## EXERCISE GOAL:
Print out the material that follows word for word.

(Source data)
● ● ●
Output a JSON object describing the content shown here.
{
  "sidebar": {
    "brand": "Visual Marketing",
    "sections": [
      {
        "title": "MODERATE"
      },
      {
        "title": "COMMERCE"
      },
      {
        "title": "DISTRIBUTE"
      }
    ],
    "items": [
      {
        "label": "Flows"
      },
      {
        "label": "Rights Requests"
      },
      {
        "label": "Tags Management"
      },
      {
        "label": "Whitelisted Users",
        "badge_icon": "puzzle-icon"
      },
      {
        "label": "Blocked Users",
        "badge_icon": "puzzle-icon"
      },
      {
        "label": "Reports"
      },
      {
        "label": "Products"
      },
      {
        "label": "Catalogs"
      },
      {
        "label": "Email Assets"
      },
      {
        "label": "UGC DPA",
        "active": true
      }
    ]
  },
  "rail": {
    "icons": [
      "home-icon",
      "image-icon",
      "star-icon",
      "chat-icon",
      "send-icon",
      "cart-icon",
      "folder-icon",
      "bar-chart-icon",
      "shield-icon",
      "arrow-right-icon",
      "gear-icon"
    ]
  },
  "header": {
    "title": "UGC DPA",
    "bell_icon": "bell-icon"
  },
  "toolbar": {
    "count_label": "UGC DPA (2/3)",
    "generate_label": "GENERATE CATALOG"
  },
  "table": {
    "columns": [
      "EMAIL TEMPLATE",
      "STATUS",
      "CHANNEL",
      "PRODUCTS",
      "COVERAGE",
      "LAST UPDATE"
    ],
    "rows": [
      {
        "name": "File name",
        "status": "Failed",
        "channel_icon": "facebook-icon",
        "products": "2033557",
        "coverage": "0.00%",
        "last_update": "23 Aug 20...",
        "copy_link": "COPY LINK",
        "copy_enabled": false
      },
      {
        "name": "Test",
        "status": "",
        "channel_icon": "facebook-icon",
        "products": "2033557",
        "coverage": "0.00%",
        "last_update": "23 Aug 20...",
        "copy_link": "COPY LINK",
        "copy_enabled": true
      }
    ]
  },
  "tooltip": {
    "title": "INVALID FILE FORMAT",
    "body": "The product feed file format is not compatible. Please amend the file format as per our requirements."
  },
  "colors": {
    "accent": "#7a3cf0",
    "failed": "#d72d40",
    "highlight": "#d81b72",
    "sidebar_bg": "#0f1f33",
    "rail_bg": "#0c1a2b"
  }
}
● ● ●
## CORRECT RESPONSE:
Output a JSON object describing the content shown here.
{
  "sidebar": {
    "brand": "Visual Marketing",
    "sections": [
      {
        "title": "MODERATE"
      },
      {
        "title": "COMMERCE"
      },
      {
        "title": "DISTRIBUTE"
      }
    ],
    "items": [
      {
        "label": "Flows"
      },
      {
        "label": "Rights Requests"
      },
      {
        "label": "Tags Management"
      },
      {
        "label": "Whitelisted Users",
        "badge_icon": "puzzle-icon"
      },
      {
        "label": "Blocked Users",
        "badge_icon": "puzzle-icon"
      },
      {
        "label": "Reports"
      },
      {
        "label": "Products"
      },
      {
        "label": "Catalogs"
      },
      {
        "label": "Email Assets"
      },
      {
        "label": "UGC DPA",
        "active": true
      }
    ]
  },
  "rail": {
    "icons": [
      "home-icon",
      "image-icon",
      "star-icon",
      "chat-icon",
      "send-icon",
      "cart-icon",
      "folder-icon",
      "bar-chart-icon",
      "shield-icon",
      "arrow-right-icon",
      "gear-icon"
    ]
  },
  "header": {
    "title": "UGC DPA",
    "bell_icon": "bell-icon"
  },
  "toolbar": {
    "count_label": "UGC DPA (2/3)",
    "generate_label": "GENERATE CATALOG"
  },
  "table": {
    "columns": [
      "EMAIL TEMPLATE",
      "STATUS",
      "CHANNEL",
      "PRODUCTS",
      "COVERAGE",
      "LAST UPDATE"
    ],
    "rows": [
      {
        "name": "File name",
        "status": "Failed",
        "channel_icon": "facebook-icon",
        "products": "2033557",
        "coverage": "0.00%",
        "last_update": "23 Aug 20...",
        "copy_link": "COPY LINK",
        "copy_enabled": false
      },
      {
        "name": "Test",
        "status": "",
        "channel_icon": "facebook-icon",
        "products": "2033557",
        "coverage": "0.00%",
        "last_update": "23 Aug 20...",
        "copy_link": "COPY LINK",
        "copy_enabled": true
      }
    ]
  },
  "tooltip": {
    "title": "INVALID FILE FORMAT",
    "body": "The product feed file format is not compatible. Please amend the file format as per our requirements."
  },
  "colors": {
    "accent": "#7a3cf0",
    "failed": "#d72d40",
    "highlight": "#d81b72",
    "sidebar_bg": "#0f1f33",
    "rail_bg": "#0c1a2b"
  }
}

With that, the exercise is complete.